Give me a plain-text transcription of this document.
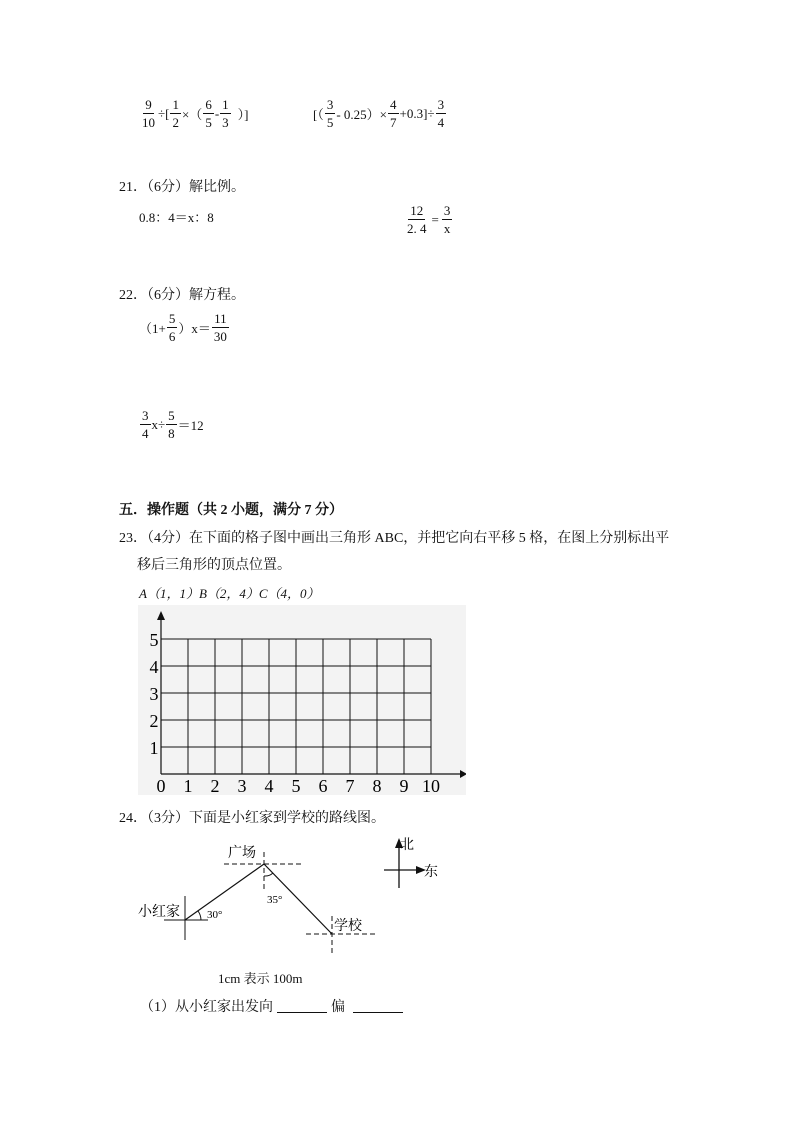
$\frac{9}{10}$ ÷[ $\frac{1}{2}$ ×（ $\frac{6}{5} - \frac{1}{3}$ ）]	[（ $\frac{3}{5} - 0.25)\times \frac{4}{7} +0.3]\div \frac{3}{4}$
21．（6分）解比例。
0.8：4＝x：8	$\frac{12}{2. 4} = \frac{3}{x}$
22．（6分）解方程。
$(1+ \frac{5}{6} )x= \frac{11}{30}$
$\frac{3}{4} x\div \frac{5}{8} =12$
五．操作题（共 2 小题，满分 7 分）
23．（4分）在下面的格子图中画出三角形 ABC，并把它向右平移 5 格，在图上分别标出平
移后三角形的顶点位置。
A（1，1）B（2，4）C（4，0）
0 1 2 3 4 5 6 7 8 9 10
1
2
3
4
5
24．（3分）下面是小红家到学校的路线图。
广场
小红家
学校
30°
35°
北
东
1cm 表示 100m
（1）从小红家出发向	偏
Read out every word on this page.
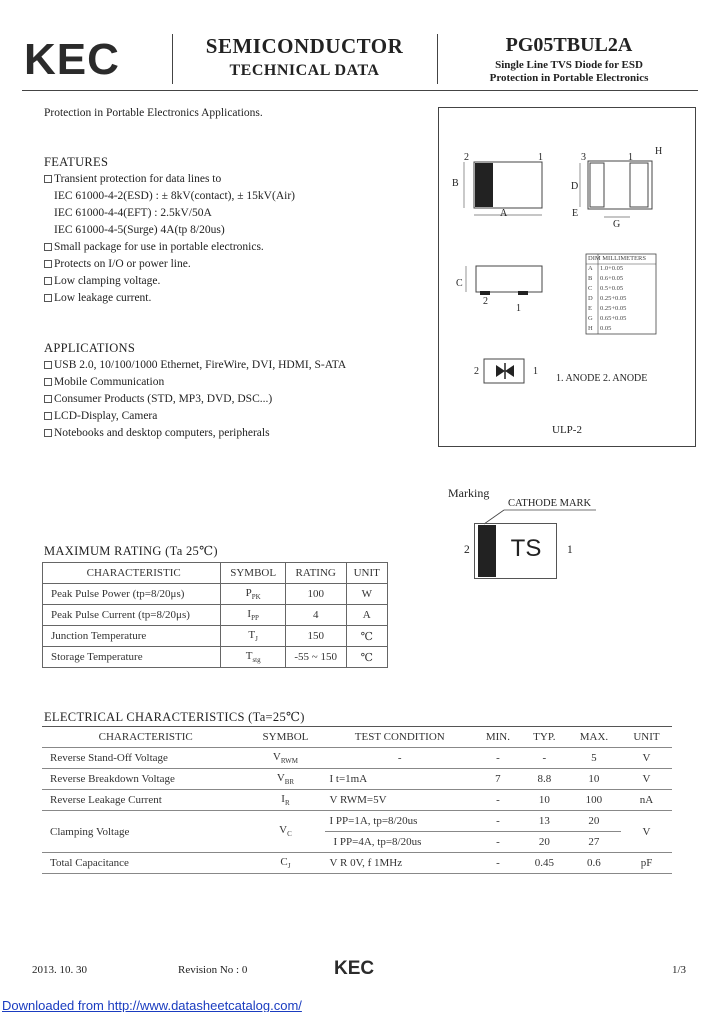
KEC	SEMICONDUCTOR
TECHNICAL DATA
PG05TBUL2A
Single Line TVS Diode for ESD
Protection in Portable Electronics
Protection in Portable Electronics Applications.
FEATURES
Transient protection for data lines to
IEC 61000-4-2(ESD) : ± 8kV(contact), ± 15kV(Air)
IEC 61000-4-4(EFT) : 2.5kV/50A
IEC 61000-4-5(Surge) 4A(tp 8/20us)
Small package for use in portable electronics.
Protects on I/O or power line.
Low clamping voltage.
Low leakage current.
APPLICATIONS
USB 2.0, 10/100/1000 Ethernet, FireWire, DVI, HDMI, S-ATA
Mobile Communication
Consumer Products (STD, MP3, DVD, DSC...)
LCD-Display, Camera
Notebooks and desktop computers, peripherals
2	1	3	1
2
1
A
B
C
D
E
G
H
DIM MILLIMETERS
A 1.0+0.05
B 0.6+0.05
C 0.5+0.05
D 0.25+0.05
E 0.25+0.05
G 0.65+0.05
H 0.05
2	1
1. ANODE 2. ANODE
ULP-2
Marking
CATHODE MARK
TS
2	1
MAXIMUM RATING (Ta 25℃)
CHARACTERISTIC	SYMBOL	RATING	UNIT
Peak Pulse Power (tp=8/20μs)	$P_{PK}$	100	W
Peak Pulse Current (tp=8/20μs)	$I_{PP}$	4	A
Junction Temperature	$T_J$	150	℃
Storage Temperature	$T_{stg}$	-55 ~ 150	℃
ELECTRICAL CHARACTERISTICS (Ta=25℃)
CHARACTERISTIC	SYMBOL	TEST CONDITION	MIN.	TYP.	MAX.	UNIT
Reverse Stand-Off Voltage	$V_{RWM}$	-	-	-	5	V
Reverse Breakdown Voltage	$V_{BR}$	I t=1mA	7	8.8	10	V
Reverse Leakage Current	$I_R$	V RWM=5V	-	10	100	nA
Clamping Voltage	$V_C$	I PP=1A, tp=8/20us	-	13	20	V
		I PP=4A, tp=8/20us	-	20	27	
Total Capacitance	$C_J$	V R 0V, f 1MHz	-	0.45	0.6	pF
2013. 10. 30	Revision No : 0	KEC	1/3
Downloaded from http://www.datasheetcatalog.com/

+++

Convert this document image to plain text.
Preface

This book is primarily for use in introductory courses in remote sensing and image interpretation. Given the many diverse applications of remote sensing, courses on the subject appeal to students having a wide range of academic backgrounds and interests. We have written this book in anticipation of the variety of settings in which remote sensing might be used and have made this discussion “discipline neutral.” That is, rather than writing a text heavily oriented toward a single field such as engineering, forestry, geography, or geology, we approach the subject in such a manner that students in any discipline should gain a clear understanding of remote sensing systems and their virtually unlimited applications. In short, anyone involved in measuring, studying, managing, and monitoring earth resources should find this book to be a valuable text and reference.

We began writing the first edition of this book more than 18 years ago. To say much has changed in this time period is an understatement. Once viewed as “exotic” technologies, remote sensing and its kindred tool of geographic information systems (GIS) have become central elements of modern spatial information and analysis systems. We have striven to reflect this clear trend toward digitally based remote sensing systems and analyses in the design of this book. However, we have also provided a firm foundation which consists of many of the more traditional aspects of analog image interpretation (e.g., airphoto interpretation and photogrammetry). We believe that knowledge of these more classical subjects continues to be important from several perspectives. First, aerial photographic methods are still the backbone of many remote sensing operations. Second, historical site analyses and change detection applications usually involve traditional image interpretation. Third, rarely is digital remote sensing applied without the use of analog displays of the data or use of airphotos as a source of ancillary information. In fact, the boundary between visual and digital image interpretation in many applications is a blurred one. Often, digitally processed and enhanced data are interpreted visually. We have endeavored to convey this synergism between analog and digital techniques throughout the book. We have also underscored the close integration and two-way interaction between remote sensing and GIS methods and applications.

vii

+++

Work to do — Go over the records above and tally the lines with the word "Peak" in them. Give the number alone.

The response — 2